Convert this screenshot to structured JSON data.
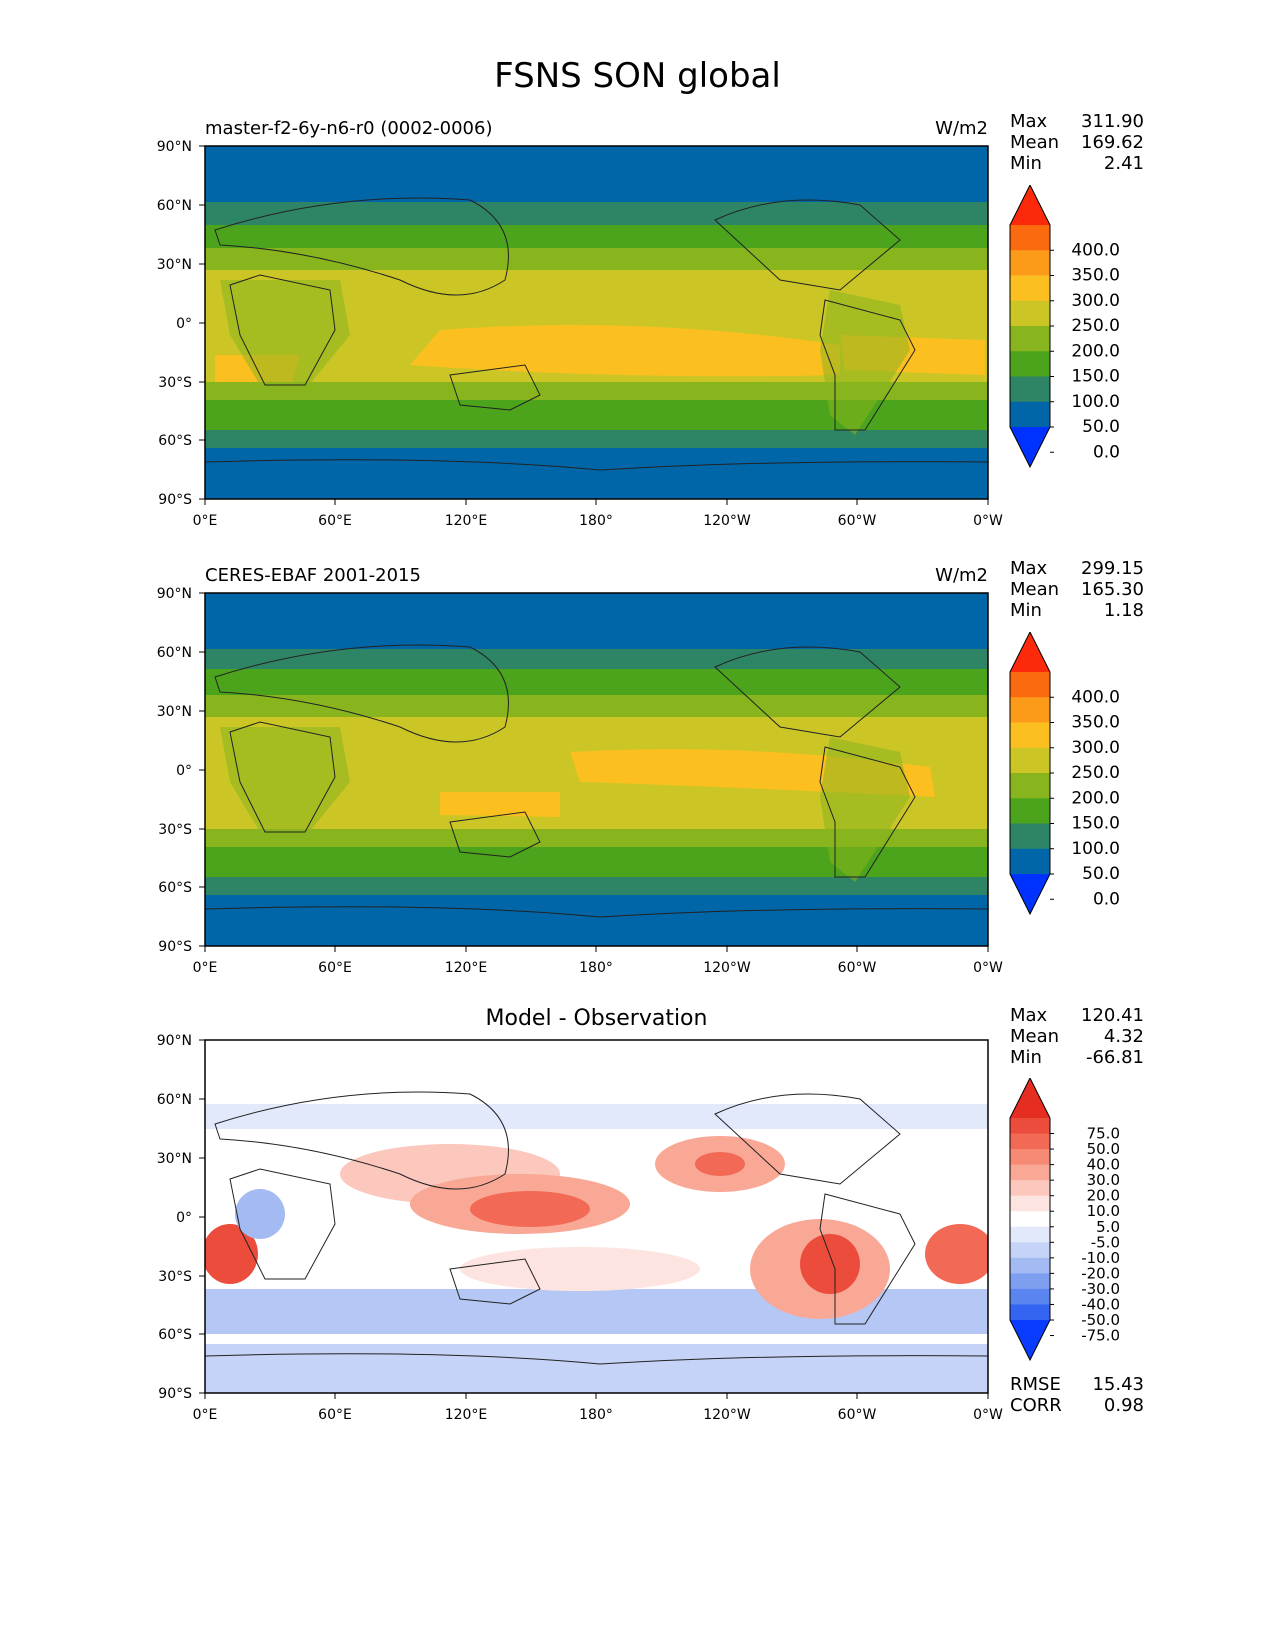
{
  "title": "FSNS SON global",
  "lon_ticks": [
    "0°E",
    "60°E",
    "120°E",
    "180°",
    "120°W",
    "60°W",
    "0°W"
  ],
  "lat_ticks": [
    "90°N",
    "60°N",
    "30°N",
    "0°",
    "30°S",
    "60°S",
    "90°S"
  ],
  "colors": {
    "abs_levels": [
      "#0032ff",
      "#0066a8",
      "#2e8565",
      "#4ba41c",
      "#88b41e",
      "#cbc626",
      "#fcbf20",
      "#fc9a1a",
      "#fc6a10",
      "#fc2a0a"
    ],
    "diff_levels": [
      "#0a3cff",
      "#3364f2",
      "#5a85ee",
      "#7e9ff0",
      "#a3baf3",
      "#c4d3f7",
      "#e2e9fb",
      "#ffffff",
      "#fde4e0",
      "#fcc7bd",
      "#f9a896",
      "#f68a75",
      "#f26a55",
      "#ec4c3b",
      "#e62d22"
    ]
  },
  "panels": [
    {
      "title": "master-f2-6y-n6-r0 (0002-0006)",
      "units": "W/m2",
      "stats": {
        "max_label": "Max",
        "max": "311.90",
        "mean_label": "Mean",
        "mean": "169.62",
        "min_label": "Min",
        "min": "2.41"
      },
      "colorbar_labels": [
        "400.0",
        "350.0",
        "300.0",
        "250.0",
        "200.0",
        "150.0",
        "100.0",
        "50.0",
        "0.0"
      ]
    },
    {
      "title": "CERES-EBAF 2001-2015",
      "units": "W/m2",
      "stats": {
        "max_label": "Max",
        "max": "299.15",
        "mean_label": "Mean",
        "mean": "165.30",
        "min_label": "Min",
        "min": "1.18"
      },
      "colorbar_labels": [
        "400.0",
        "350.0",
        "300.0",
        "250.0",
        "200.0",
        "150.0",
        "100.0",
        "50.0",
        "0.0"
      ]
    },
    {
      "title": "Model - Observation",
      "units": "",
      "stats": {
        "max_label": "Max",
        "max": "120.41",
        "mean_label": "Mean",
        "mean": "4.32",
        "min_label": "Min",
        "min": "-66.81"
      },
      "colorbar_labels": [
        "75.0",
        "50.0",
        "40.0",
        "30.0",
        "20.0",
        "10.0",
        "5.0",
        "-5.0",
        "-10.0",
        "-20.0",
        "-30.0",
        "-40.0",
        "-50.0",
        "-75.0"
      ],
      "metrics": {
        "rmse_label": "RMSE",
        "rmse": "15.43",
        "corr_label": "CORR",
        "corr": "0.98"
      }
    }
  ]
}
****************
PROBLEM DETAILS: Restate the entire listing word for word, excluding pictures.

WRITTEN RESPONSE:
Convert this screenshot to structured JSON data.
{
  "title": "FSNS SON global",
  "lon_ticks": [
    "0°E",
    "60°E",
    "120°E",
    "180°",
    "120°W",
    "60°W",
    "0°W"
  ],
  "lat_ticks": [
    "90°N",
    "60°N",
    "30°N",
    "0°",
    "30°S",
    "60°S",
    "90°S"
  ],
  "colors": {
    "abs_levels": [
      "#0032ff",
      "#0066a8",
      "#2e8565",
      "#4ba41c",
      "#88b41e",
      "#cbc626",
      "#fcbf20",
      "#fc9a1a",
      "#fc6a10",
      "#fc2a0a"
    ],
    "diff_levels": [
      "#0a3cff",
      "#3364f2",
      "#5a85ee",
      "#7e9ff0",
      "#a3baf3",
      "#c4d3f7",
      "#e2e9fb",
      "#ffffff",
      "#fde4e0",
      "#fcc7bd",
      "#f9a896",
      "#f68a75",
      "#f26a55",
      "#ec4c3b",
      "#e62d22"
    ]
  },
  "panels": [
    {
      "title": "master-f2-6y-n6-r0 (0002-0006)",
      "units": "W/m2",
      "stats": {
        "max_label": "Max",
        "max": "311.90",
        "mean_label": "Mean",
        "mean": "169.62",
        "min_label": "Min",
        "min": "2.41"
      },
      "colorbar_labels": [
        "400.0",
        "350.0",
        "300.0",
        "250.0",
        "200.0",
        "150.0",
        "100.0",
        "50.0",
        "0.0"
      ]
    },
    {
      "title": "CERES-EBAF 2001-2015",
      "units": "W/m2",
      "stats": {
        "max_label": "Max",
        "max": "299.15",
        "mean_label": "Mean",
        "mean": "165.30",
        "min_label": "Min",
        "min": "1.18"
      },
      "colorbar_labels": [
        "400.0",
        "350.0",
        "300.0",
        "250.0",
        "200.0",
        "150.0",
        "100.0",
        "50.0",
        "0.0"
      ]
    },
    {
      "title": "Model - Observation",
      "units": "",
      "stats": {
        "max_label": "Max",
        "max": "120.41",
        "mean_label": "Mean",
        "mean": "4.32",
        "min_label": "Min",
        "min": "-66.81"
      },
      "colorbar_labels": [
        "75.0",
        "50.0",
        "40.0",
        "30.0",
        "20.0",
        "10.0",
        "5.0",
        "-5.0",
        "-10.0",
        "-20.0",
        "-30.0",
        "-40.0",
        "-50.0",
        "-75.0"
      ],
      "metrics": {
        "rmse_label": "RMSE",
        "rmse": "15.43",
        "corr_label": "CORR",
        "corr": "0.98"
      }
    }
  ]
}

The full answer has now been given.